--- start ---

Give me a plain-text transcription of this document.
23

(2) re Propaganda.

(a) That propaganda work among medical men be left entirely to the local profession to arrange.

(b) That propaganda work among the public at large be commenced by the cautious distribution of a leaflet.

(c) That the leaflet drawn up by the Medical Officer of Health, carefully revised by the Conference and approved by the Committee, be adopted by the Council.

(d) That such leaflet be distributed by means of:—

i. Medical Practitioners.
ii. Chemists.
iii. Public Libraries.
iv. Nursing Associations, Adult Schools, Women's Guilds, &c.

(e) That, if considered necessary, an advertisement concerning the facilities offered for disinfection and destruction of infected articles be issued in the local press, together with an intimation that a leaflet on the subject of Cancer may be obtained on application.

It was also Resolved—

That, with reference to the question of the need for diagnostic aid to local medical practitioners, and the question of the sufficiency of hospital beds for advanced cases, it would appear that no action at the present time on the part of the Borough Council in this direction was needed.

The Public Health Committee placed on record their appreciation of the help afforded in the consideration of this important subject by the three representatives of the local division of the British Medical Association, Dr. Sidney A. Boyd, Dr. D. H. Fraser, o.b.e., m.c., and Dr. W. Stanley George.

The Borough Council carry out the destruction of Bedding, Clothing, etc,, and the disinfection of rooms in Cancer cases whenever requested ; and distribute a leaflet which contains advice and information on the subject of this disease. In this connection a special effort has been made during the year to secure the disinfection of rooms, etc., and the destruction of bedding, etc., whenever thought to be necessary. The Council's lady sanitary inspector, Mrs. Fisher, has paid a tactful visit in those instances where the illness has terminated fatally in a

--- end ---

THE PROBLEM
Among the records above, find each line holding the string "That" and pull it out.

EXERCISE ANSWER
(a) That propaganda work among medical men be left entirely to the local profession to arrange.
(b) That propaganda work among the public at large be commenced by the cautious distribution of a leaflet.
(c) That the leaflet drawn up by the Medical Officer of Health, carefully revised by the Conference and approved by the Committee, be adopted by the Council.
(d) That such leaflet be distributed by means of:—
(e) That, if considered necessary, an advertisement concerning the facilities offered for disinfection and destruction of infected articles be issued in the local press, together with an intimation that a leaflet on the subject of Cancer may be obtained on application.
That, with reference to the question of the need for diagnostic aid to local medical practitioners, and the question of the sufficiency of hospital beds for advanced cases, it would appear that no action at the present time on the part of the Borough Council in this direction was needed.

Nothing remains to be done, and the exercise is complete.